# Start of Provided entries

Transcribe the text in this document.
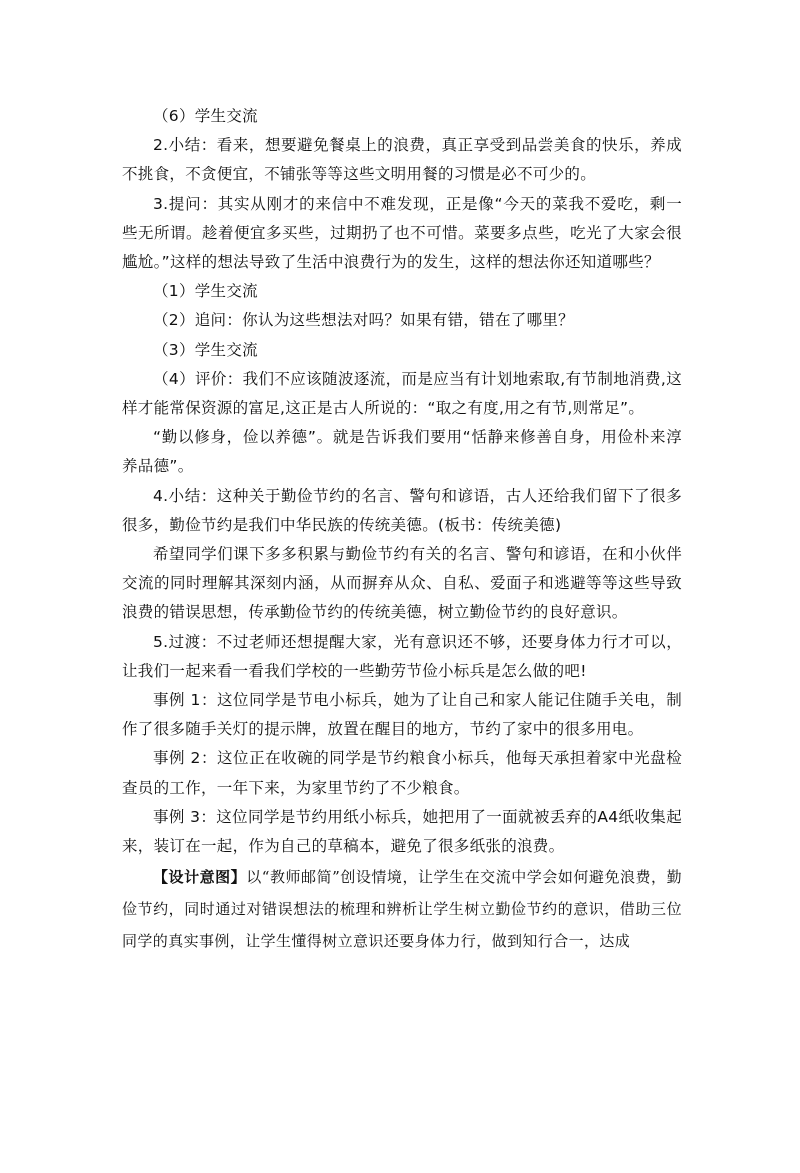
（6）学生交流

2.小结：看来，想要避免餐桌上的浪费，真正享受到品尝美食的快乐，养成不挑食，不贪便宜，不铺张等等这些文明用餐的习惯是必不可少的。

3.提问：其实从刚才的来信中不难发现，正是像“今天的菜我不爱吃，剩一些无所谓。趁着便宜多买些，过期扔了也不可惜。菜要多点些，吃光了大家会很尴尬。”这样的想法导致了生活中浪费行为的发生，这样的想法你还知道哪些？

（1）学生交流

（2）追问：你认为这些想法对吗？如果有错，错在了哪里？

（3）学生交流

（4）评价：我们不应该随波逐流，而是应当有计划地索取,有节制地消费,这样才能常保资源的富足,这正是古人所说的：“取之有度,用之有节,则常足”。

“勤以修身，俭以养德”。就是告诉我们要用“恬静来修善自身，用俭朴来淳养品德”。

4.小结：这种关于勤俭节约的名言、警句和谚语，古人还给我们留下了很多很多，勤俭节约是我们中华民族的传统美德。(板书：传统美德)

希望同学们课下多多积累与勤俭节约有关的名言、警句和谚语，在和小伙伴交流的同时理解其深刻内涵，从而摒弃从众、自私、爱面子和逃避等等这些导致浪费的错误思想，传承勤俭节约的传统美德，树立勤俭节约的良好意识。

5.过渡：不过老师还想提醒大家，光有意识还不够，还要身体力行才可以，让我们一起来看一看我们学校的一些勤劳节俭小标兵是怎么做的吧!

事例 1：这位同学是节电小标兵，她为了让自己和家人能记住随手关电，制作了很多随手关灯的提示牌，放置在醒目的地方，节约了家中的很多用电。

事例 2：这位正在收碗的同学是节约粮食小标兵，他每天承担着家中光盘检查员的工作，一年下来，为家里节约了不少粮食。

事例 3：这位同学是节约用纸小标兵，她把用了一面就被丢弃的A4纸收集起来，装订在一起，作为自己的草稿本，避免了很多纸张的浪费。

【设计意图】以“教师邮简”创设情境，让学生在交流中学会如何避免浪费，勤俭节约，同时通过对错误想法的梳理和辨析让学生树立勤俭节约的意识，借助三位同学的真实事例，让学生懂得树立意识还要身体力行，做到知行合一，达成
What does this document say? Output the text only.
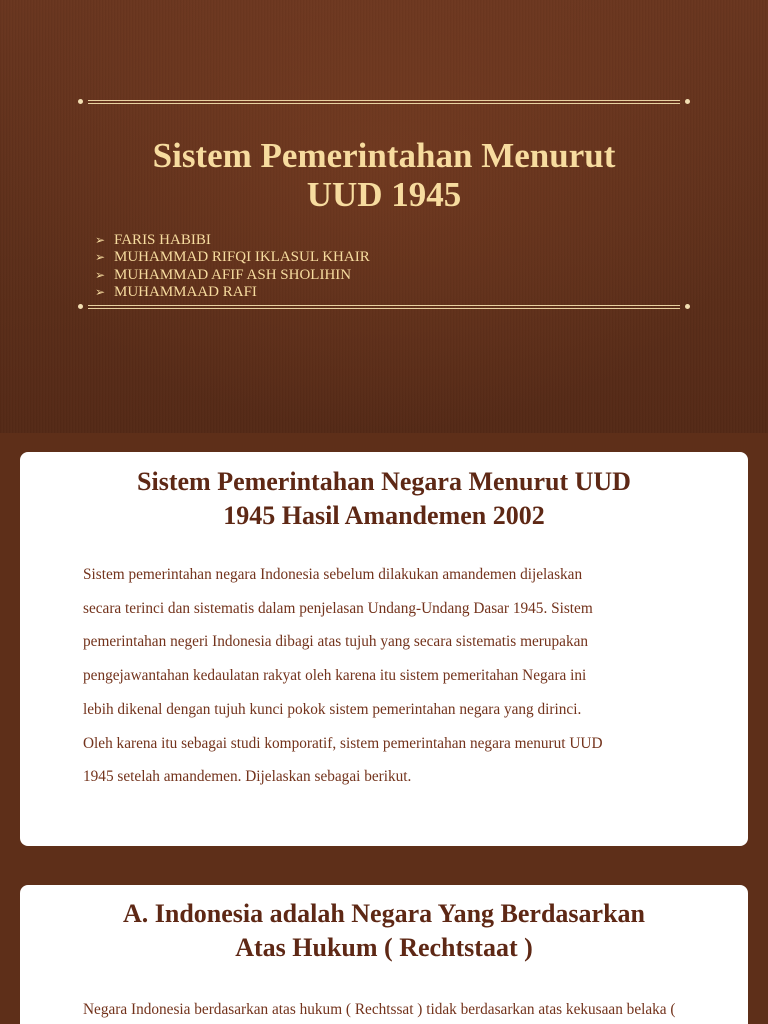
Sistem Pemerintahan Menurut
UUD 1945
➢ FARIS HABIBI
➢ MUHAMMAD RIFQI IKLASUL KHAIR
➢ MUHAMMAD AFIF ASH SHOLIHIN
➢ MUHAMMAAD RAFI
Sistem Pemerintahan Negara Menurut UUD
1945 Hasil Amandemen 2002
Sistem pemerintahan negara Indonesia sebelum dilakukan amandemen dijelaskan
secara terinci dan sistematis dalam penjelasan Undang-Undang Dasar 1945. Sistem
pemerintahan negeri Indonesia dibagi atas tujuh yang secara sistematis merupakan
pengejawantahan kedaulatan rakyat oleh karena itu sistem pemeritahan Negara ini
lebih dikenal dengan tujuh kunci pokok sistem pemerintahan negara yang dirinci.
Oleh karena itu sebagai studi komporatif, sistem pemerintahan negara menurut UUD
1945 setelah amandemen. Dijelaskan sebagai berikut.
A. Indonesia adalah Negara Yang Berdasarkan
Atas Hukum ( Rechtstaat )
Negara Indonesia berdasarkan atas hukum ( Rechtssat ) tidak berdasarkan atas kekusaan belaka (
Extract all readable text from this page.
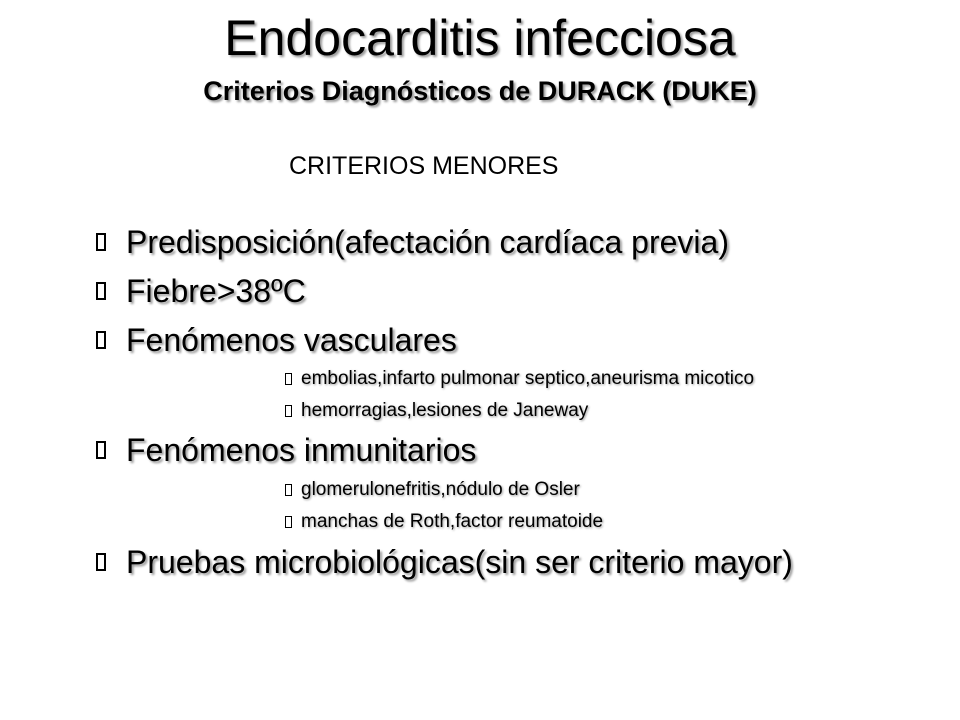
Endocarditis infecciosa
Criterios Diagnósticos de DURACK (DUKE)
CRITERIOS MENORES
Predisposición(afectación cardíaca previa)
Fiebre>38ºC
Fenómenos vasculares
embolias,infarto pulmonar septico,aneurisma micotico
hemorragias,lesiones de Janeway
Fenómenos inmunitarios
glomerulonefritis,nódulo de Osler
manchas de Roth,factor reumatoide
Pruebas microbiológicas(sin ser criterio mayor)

# End of Provided entries
# Start of Provided entries

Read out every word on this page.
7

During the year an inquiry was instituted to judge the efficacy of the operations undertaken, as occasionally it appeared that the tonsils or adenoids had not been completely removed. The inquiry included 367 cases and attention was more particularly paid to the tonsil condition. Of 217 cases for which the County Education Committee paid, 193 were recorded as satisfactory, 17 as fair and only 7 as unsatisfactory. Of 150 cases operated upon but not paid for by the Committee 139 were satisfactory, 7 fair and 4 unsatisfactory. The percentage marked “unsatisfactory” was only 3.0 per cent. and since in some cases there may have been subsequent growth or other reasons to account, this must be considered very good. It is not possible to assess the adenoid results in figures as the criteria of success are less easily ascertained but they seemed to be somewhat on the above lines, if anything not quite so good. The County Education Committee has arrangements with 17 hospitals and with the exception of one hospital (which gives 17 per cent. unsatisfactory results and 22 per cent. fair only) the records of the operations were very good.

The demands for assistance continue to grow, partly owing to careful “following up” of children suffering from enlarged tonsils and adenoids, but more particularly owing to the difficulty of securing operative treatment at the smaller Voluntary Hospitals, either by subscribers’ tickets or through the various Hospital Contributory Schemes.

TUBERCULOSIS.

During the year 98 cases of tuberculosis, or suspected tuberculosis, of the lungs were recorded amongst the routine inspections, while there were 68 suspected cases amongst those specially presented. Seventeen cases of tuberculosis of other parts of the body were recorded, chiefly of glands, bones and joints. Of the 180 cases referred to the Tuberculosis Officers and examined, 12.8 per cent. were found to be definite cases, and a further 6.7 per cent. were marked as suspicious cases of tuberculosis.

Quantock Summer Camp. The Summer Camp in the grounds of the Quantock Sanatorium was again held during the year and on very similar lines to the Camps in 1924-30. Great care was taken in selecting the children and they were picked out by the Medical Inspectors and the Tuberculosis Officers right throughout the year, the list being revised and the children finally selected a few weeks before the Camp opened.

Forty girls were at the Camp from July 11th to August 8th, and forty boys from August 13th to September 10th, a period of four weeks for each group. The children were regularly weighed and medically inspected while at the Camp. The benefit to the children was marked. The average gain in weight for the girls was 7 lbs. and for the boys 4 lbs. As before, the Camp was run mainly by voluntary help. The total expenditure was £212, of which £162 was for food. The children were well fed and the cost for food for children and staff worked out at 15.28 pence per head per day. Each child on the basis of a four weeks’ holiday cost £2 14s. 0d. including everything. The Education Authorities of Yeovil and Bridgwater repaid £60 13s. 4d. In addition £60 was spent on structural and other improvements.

# End of Provided entries

■ Description of the task:
Gather each line in the entries above where the string "Officers" is found.

■ Full answer:
During the year 98 cases of tuberculosis, or suspected tuberculosis, of the lungs were recorded amongst the routine inspections, while there were 68 suspected cases amongst those specially presented. Seventeen cases of tuberculosis of other parts of the body were recorded, chiefly of glands, bones and joints. Of the 180 cases referred to the Tuberculosis Officers and examined, 12.8 per cent. were found to be definite cases, and a further 6.7 per cent. were marked as suspicious cases of tuberculosis.
Quantock Summer Camp. The Summer Camp in the grounds of the Quantock Sanatorium was again held during the year and on very similar lines to the Camps in 1924-30. Great care was taken in selecting the children and they were picked out by the Medical Inspectors and the Tuberculosis Officers right throughout the year, the list being revised and the children finally selected a few weeks before the Camp opened.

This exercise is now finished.